# start of Record set
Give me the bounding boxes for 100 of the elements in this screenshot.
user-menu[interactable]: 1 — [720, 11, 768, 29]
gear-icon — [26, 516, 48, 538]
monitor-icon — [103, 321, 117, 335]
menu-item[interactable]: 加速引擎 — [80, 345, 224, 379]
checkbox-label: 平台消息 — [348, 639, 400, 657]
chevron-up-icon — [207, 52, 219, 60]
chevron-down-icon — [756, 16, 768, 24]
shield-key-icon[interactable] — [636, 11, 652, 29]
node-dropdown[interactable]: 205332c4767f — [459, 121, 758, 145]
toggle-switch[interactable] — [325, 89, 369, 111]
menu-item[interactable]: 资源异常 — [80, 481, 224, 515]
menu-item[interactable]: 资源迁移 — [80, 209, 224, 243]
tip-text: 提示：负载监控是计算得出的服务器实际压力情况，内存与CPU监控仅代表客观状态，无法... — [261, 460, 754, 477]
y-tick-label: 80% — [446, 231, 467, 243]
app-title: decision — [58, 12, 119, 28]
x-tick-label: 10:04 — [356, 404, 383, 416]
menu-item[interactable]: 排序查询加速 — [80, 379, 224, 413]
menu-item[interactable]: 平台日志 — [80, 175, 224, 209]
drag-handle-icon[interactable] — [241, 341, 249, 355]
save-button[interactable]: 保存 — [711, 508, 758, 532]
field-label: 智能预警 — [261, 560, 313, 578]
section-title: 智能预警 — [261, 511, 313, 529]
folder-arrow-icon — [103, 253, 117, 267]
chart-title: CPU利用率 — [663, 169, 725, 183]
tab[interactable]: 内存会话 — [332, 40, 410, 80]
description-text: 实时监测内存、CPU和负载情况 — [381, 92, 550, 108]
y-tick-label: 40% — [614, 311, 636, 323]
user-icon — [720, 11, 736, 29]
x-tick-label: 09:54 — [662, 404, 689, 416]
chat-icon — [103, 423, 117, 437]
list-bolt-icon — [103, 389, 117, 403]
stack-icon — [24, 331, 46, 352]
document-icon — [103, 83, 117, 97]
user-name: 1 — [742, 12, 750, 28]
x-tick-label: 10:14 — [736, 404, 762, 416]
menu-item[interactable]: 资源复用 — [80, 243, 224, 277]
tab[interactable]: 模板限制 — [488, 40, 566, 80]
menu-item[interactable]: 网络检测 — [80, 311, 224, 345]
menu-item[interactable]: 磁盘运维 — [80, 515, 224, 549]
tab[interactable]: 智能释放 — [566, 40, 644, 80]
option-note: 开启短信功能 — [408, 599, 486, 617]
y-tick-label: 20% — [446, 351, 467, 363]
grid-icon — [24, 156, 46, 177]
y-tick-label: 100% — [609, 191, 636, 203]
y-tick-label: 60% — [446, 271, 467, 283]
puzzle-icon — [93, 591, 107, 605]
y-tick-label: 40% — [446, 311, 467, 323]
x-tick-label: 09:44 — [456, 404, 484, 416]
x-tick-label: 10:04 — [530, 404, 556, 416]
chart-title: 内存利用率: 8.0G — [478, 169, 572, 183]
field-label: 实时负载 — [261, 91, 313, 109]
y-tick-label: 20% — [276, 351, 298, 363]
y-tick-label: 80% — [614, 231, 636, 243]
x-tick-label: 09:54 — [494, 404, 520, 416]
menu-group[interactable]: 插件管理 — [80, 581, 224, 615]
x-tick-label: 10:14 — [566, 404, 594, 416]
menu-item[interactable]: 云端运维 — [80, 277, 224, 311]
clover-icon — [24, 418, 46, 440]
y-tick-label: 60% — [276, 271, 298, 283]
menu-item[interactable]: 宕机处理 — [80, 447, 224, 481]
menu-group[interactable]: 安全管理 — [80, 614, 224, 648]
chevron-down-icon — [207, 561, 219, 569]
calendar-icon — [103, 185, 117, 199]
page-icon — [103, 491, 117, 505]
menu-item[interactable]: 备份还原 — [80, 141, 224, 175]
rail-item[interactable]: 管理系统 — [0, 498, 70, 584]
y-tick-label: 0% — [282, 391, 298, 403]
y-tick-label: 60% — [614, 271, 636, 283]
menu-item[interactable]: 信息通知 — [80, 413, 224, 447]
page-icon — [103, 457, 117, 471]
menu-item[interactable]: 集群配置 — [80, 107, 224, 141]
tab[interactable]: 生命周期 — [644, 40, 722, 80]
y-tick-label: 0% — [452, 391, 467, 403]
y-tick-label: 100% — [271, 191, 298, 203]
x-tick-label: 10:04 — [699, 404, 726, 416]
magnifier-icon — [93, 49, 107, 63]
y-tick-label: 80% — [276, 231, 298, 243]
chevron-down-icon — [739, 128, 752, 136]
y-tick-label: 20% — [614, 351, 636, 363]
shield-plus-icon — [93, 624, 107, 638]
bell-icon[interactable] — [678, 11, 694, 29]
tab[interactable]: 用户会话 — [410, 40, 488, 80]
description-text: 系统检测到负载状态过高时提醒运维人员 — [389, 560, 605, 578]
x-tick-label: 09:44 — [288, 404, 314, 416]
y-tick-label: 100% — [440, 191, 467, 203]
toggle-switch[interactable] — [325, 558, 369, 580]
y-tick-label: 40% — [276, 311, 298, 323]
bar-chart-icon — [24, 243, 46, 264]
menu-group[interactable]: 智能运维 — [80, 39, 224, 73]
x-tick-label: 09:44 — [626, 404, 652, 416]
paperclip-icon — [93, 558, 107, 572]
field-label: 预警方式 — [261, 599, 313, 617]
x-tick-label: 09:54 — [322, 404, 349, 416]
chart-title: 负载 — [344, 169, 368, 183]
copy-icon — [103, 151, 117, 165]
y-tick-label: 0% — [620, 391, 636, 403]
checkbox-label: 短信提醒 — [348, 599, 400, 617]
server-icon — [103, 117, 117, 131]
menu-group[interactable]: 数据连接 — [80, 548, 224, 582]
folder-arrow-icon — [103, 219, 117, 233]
# end of Record set
• Exercise task
Reproduce each line of the listing above without any changes.

• Exercise output
Give me the bounding boxes for 100 of the elements in this screenshot.
user-menu[interactable]: 1 — [720, 11, 768, 29]
gear-icon — [26, 516, 48, 538]
monitor-icon — [103, 321, 117, 335]
menu-item[interactable]: 加速引擎 — [80, 345, 224, 379]
checkbox-label: 平台消息 — [348, 639, 400, 657]
chevron-up-icon — [207, 52, 219, 60]
chevron-down-icon — [756, 16, 768, 24]
shield-key-icon[interactable] — [636, 11, 652, 29]
node-dropdown[interactable]: 205332c4767f — [459, 121, 758, 145]
toggle-switch[interactable] — [325, 89, 369, 111]
menu-item[interactable]: 资源异常 — [80, 481, 224, 515]
menu-item[interactable]: 资源迁移 — [80, 209, 224, 243]
tip-text: 提示：负载监控是计算得出的服务器实际压力情况，内存与CPU监控仅代表客观状态，无法... — [261, 460, 754, 477]
y-tick-label: 80% — [446, 231, 467, 243]
app-title: decision — [58, 12, 119, 28]
x-tick-label: 10:04 — [356, 404, 383, 416]
menu-item[interactable]: 排序查询加速 — [80, 379, 224, 413]
menu-item[interactable]: 平台日志 — [80, 175, 224, 209]
drag-handle-icon[interactable] — [241, 341, 249, 355]
save-button[interactable]: 保存 — [711, 508, 758, 532]
field-label: 智能预警 — [261, 560, 313, 578]
section-title: 智能预警 — [261, 511, 313, 529]
folder-arrow-icon — [103, 253, 117, 267]
chart-title: CPU利用率 — [663, 169, 725, 183]
tab[interactable]: 内存会话 — [332, 40, 410, 80]
description-text: 实时监测内存、CPU和负载情况 — [381, 92, 550, 108]
y-tick-label: 40% — [614, 311, 636, 323]
user-icon — [720, 11, 736, 29]
x-tick-label: 09:54 — [662, 404, 689, 416]
chat-icon — [103, 423, 117, 437]
list-bolt-icon — [103, 389, 117, 403]
stack-icon — [24, 331, 46, 352]
document-icon — [103, 83, 117, 97]
user-name: 1 — [742, 12, 750, 28]
x-tick-label: 10:14 — [736, 404, 762, 416]
menu-item[interactable]: 资源复用 — [80, 243, 224, 277]
tab[interactable]: 模板限制 — [488, 40, 566, 80]
menu-item[interactable]: 网络检测 — [80, 311, 224, 345]
menu-item[interactable]: 磁盘运维 — [80, 515, 224, 549]
tab[interactable]: 智能释放 — [566, 40, 644, 80]
option-note: 开启短信功能 — [408, 599, 486, 617]
y-tick-label: 20% — [446, 351, 467, 363]
grid-icon — [24, 156, 46, 177]
y-tick-label: 100% — [609, 191, 636, 203]
y-tick-label: 60% — [446, 271, 467, 283]
puzzle-icon — [93, 591, 107, 605]
y-tick-label: 40% — [446, 311, 467, 323]
x-tick-label: 09:44 — [456, 404, 484, 416]
x-tick-label: 10:04 — [530, 404, 556, 416]
chart-title: 内存利用率: 8.0G — [478, 169, 572, 183]
field-label: 实时负载 — [261, 91, 313, 109]
y-tick-label: 20% — [276, 351, 298, 363]
y-tick-label: 80% — [614, 231, 636, 243]
x-tick-label: 09:54 — [494, 404, 520, 416]
menu-group[interactable]: 插件管理 — [80, 581, 224, 615]
x-tick-label: 10:14 — [566, 404, 594, 416]
menu-item[interactable]: 云端运维 — [80, 277, 224, 311]
clover-icon — [24, 418, 46, 440]
y-tick-label: 60% — [276, 271, 298, 283]
menu-item[interactable]: 宕机处理 — [80, 447, 224, 481]
menu-group[interactable]: 安全管理 — [80, 614, 224, 648]
chevron-down-icon — [207, 561, 219, 569]
calendar-icon — [103, 185, 117, 199]
page-icon — [103, 491, 117, 505]
menu-item[interactable]: 备份还原 — [80, 141, 224, 175]
rail-item[interactable]: 管理系统 — [0, 498, 70, 584]
y-tick-label: 0% — [282, 391, 298, 403]
y-tick-label: 60% — [614, 271, 636, 283]
menu-item[interactable]: 信息通知 — [80, 413, 224, 447]
page-icon — [103, 457, 117, 471]
menu-item[interactable]: 集群配置 — [80, 107, 224, 141]
tab[interactable]: 生命周期 — [644, 40, 722, 80]
y-tick-label: 0% — [452, 391, 467, 403]
y-tick-label: 100% — [271, 191, 298, 203]
x-tick-label: 10:04 — [699, 404, 726, 416]
magnifier-icon — [93, 49, 107, 63]
y-tick-label: 80% — [276, 231, 298, 243]
chevron-down-icon — [739, 128, 752, 136]
y-tick-label: 20% — [614, 351, 636, 363]
shield-plus-icon — [93, 624, 107, 638]
bell-icon[interactable] — [678, 11, 694, 29]
tab[interactable]: 用户会话 — [410, 40, 488, 80]
description-text: 系统检测到负载状态过高时提醒运维人员 — [389, 560, 605, 578]
x-tick-label: 09:44 — [288, 404, 314, 416]
y-tick-label: 100% — [440, 191, 467, 203]
toggle-switch[interactable] — [325, 558, 369, 580]
y-tick-label: 40% — [276, 311, 298, 323]
bar-chart-icon — [24, 243, 46, 264]
menu-group[interactable]: 智能运维 — [80, 39, 224, 73]
x-tick-label: 09:44 — [626, 404, 652, 416]
paperclip-icon — [93, 558, 107, 572]
field-label: 预警方式 — [261, 599, 313, 617]
x-tick-label: 09:54 — [322, 404, 349, 416]
chart-title: 负载 — [344, 169, 368, 183]
copy-icon — [103, 151, 117, 165]
y-tick-label: 0% — [620, 391, 636, 403]
checkbox-label: 短信提醒 — [348, 599, 400, 617]
server-icon — [103, 117, 117, 131]
menu-group[interactable]: 数据连接 — [80, 548, 224, 582]
folder-arrow-icon — [103, 219, 117, 233]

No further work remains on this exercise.